- **Work instruction A**
Decide whether each statement below agrees with the excerpt on the applicant's appeal, answering yes or no and quoting the deciding words of the excerpt: (i) the applicant attempted suicide in February 2002; (ii) the objection was dismissed on 15 April 2003; (iii) the letter of 27 March 2003 came from the Medical Advice Bureau.
- **Work instruction B**
Reproduce the stretch of the excerpt on the applicant's appeal from "On 15 April" through "are reported. ...".
[[ Provided text, beginning ]]
The applicant lodged an objection against this decision, inter alia expressing his amazement at, and dissatisfaction with, the Deputy Minister ’ s refusal to seek advice from the Medical Advice Bureau. The objection was dismissed on 9 November 2001 , against which decision the applicant filed an appeal with the Regional Court of The Hague sitting in Almelo . In these proceedings the applicant submitted a letter of 27 March 2003 to his lawyer from a psychiatrist and a social-psychiatric nurse, in which it was once again stated that the applicant was suffering from a post-traumatic stress disorder. He was described as being troubled by the reliving of traumatic events, sleeping badly and often having nightmares. He suffered from headaches, worried a lot and had difficulties concentrating. In February 2002 the applicant had attempted to commit suicide. His treatment consisted of medication and therapy. The authors of the letter expressed as their opinion that in view of the nature of the applicant ’ s problems, treatment would require a considerable amount of time. The fear and uncertainty about his status in the Netherlands took a heavy toll on the applicant ’ s energy which hindered the therapeutic process.

On 15 April 2003 the Regional Court rejected the appeal, holding as follows:

“The court ’ s scope for review in the present case is determined by Article 4:6 of the General Administrative Law Act ( Algemene Wet Bestuursrecht – “AWB”), ... Pursuant to Article 4:6 paragraph 1 AWB, an applicant is obliged to report new facts or altered circumstances if a fresh application is made after a decision dismissing all or part of an application. Pursuant to the second paragraph the administrative authority may ... dismiss the application by referring to its earlier decision, if no such facts or circumstances are reported. ...

If an administrative authority, upon receiving a request to reconsider a decision which has become final and conclusive, reaches the conclusion that there are no grounds for so doing, the lodging of an appeal against the latter decision cannot lead to that appeal being examined by the court as if it were directed against the original decision. The appeal lodged by the applicant is therefore limited to the examination whether the Minister was correct in finding that no new facts or altered circumstances, justifying reconsideration, had occurred after the earlier final and conclusive decisions by which the applicant was refused admittance.
[[ Provided text, end ]]
[[ Data extracts, beginning ]]
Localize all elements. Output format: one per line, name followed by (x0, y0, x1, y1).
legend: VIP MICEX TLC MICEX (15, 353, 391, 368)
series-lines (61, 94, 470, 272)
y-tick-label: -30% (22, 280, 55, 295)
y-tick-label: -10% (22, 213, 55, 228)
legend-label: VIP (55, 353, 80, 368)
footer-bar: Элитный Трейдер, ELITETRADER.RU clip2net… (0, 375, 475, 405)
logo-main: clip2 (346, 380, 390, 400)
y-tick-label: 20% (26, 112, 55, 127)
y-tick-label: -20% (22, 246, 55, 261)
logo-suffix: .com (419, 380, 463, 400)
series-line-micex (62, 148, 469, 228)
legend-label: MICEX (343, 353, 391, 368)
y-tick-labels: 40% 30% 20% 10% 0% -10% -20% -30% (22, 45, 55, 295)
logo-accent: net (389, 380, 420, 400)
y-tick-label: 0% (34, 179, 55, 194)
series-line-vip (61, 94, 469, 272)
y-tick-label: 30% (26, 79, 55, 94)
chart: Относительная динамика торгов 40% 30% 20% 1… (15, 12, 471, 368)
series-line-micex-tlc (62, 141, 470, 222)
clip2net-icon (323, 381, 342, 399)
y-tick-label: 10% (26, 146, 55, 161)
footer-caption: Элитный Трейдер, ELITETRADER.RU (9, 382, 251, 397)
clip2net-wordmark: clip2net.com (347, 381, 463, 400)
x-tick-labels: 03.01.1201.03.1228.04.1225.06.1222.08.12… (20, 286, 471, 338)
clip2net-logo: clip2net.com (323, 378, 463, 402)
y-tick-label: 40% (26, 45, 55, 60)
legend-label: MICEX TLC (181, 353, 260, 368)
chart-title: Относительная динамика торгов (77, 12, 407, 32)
[[ Data extracts, end ]]
- **Response area A**
(i) Yes: "In February 2002 the applicant had attempted to commit suicide."
(ii) No: "The objection was dismissed on 9 November 2001"
(iii) No: "a letter of 27 March 2003 to his lawyer from a psychiatrist and a social-psychiatric nurse"

- **Response area B**
On 15 April 2003 the Regional Court rejected the appeal, holding as follows:

“The court ’ s scope for review in the present case is determined by Article 4:6 of the General Administrative Law Act ( Algemene Wet Bestuursrecht – “AWB”), ... Pursuant to Article 4:6 paragraph 1 AWB, an applicant is obliged to report new facts or altered circumstances if a fresh application is made after a decision dismissing all or part of an application. Pursuant to the second paragraph the administrative authority may ... dismiss the application by referring to its earlier decision, if no such facts or circumstances are reported. ...